CHALLENGE: Below are records; count the lines in them that hold "ahead" and give only the count.

***** ENTRIES SUPPLIED *****

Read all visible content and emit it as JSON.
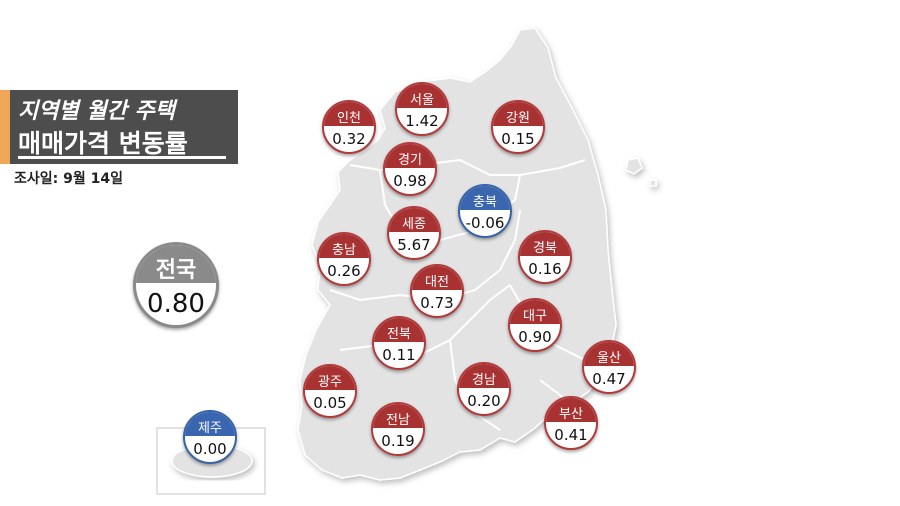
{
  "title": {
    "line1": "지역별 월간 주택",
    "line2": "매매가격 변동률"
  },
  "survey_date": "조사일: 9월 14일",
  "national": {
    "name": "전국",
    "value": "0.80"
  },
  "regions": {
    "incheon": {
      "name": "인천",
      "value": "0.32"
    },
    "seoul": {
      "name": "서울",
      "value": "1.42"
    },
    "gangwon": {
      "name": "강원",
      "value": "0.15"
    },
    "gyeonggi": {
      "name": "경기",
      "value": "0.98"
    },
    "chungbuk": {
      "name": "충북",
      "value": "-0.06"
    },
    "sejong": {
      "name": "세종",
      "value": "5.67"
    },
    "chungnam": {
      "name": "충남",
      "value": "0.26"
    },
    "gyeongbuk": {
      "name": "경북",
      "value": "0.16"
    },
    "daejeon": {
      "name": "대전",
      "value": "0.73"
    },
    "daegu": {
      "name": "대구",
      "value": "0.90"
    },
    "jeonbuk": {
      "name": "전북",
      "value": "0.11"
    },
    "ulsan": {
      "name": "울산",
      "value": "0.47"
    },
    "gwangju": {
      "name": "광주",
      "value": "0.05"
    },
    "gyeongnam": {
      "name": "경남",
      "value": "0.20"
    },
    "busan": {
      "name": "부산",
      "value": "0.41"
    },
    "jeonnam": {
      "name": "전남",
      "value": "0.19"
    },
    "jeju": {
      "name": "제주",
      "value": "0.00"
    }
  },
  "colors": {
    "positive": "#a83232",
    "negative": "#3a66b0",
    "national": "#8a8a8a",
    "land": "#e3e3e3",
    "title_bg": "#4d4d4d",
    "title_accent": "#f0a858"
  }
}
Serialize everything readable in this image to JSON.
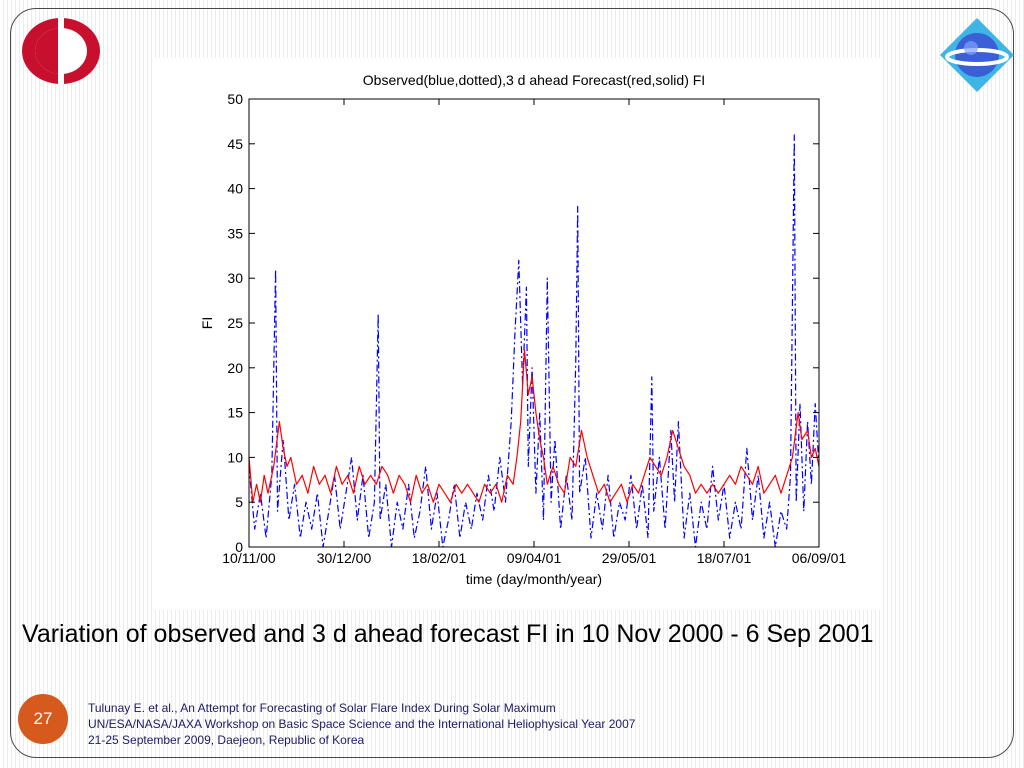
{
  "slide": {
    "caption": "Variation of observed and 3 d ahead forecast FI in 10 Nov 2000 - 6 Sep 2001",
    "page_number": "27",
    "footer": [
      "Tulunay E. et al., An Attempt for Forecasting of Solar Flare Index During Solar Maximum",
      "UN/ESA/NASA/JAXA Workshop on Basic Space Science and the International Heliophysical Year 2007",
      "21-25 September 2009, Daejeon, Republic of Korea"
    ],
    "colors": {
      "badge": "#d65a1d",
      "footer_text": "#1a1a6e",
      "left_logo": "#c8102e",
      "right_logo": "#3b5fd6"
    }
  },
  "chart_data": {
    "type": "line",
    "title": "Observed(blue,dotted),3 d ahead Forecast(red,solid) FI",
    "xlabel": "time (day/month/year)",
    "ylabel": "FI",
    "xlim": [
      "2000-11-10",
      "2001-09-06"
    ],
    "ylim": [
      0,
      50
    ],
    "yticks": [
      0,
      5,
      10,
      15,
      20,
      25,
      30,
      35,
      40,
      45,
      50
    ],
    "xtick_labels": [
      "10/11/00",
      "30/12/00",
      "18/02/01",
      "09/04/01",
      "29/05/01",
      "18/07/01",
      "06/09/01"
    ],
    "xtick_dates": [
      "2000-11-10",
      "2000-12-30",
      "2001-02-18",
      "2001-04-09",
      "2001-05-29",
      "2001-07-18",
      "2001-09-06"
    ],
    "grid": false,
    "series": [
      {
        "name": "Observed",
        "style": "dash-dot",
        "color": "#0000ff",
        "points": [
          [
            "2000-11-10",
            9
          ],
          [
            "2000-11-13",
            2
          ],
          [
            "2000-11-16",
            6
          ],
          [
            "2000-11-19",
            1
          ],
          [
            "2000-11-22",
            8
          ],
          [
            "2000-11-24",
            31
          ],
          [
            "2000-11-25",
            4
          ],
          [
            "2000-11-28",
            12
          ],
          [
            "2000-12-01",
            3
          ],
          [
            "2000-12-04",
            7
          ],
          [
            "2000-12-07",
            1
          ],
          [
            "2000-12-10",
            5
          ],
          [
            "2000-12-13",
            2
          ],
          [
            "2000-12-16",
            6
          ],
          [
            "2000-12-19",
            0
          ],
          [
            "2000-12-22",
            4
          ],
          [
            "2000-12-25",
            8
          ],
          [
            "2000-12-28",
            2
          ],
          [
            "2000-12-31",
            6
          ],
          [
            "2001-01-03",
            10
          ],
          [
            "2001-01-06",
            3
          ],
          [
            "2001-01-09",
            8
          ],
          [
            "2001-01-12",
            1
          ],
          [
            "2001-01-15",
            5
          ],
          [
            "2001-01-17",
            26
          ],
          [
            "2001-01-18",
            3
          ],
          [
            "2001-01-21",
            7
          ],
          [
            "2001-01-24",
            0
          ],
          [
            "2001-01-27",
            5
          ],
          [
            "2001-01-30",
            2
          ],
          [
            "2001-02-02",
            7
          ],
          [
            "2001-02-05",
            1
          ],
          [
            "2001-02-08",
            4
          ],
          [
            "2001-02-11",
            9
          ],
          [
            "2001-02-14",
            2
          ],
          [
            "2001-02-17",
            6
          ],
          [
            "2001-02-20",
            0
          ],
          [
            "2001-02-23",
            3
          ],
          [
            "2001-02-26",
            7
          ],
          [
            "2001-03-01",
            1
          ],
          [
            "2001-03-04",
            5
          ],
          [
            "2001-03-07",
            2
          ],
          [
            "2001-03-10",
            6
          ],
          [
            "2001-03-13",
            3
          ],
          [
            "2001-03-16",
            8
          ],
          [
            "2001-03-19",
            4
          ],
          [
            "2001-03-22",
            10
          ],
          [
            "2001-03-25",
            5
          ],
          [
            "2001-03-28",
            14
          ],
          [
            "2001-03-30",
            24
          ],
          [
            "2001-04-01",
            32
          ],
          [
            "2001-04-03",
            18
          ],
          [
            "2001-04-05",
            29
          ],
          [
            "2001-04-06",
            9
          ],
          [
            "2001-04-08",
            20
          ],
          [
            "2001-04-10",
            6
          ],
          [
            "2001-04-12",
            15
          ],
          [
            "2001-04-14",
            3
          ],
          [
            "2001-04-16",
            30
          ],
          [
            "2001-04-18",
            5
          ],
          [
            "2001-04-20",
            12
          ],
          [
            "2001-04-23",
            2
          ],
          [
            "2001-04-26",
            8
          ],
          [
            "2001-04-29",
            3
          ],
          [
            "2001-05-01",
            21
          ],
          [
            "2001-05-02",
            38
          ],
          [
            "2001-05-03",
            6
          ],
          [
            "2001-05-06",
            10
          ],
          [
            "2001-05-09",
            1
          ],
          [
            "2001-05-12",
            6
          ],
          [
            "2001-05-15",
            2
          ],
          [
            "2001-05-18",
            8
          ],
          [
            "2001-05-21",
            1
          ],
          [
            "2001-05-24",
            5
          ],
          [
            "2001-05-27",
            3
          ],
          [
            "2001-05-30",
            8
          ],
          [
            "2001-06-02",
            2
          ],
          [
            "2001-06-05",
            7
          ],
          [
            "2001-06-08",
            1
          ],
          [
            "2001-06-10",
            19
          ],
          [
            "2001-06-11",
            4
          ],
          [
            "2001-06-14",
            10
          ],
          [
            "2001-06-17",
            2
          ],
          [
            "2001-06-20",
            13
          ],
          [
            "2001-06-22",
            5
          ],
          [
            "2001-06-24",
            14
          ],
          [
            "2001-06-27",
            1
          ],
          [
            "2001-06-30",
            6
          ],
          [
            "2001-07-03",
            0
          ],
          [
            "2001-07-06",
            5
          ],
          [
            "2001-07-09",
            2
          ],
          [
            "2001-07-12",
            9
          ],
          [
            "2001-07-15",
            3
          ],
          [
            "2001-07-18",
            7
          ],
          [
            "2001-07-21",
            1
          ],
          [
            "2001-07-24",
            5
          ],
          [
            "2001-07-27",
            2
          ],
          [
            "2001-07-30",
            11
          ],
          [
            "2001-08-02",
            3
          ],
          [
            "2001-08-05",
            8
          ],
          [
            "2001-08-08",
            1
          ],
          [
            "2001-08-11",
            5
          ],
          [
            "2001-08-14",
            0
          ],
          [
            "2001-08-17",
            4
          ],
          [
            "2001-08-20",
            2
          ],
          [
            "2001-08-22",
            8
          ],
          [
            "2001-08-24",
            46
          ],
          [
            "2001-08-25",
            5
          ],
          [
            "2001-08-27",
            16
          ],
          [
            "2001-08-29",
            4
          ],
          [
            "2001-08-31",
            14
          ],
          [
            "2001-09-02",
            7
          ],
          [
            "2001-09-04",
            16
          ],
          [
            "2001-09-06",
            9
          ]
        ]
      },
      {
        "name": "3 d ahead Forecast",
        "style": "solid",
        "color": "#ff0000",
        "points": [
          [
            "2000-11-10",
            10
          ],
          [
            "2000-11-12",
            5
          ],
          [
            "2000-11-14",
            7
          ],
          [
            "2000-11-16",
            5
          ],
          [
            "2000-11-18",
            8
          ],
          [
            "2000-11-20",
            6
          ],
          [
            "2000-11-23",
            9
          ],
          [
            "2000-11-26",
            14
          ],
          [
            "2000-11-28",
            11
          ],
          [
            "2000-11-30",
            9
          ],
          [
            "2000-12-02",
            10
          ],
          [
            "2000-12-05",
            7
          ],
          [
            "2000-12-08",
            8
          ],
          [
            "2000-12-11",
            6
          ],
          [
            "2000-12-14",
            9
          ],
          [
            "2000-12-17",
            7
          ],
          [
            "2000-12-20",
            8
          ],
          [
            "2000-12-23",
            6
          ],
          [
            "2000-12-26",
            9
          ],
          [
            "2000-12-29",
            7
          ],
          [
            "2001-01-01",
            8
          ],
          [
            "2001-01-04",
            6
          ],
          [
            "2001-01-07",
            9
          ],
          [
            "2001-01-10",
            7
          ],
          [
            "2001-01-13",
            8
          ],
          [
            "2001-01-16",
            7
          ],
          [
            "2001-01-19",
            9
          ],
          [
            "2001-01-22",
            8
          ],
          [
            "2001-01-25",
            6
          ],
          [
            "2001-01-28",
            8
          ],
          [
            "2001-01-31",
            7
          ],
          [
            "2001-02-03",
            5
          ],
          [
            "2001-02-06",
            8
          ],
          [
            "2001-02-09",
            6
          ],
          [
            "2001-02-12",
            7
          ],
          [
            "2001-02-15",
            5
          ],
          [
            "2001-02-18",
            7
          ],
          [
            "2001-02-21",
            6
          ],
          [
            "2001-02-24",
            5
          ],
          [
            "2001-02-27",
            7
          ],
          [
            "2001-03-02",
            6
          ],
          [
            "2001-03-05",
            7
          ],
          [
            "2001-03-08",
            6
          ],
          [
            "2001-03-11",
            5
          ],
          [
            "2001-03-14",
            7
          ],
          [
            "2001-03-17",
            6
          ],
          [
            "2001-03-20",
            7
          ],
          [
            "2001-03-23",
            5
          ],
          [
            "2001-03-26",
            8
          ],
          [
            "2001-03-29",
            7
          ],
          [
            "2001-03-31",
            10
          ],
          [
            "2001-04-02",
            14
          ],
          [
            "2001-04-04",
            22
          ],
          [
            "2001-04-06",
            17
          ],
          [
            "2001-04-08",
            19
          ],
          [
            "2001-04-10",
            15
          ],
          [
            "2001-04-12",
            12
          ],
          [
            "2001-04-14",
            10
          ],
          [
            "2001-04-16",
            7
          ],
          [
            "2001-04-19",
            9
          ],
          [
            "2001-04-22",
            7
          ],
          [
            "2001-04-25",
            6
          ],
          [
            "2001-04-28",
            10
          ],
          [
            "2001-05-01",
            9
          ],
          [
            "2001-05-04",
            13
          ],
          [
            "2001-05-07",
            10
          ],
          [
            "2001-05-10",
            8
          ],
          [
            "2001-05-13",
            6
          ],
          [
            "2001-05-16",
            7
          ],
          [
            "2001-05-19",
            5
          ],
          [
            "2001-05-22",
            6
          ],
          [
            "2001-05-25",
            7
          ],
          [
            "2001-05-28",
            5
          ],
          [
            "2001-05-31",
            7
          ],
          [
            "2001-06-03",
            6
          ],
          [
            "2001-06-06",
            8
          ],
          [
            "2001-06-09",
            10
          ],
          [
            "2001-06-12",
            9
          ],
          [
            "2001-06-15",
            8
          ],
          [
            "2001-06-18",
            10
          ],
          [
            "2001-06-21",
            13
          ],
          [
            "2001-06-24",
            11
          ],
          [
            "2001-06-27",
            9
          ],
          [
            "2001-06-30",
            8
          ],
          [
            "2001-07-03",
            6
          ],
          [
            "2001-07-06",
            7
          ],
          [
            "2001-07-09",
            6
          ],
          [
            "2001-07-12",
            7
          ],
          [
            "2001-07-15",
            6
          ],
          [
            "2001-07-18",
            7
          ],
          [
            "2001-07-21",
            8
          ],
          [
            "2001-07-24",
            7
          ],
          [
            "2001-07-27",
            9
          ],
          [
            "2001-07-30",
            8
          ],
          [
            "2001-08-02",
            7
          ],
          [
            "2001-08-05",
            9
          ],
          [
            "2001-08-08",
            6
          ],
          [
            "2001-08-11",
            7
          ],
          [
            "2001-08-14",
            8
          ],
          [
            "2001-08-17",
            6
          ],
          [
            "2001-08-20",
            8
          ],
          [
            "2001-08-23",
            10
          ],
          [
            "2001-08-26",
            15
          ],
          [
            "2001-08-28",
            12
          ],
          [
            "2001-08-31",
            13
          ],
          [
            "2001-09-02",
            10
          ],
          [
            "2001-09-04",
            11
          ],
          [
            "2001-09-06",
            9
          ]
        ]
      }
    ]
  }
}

*****

WRITTEN RESPONSE: 3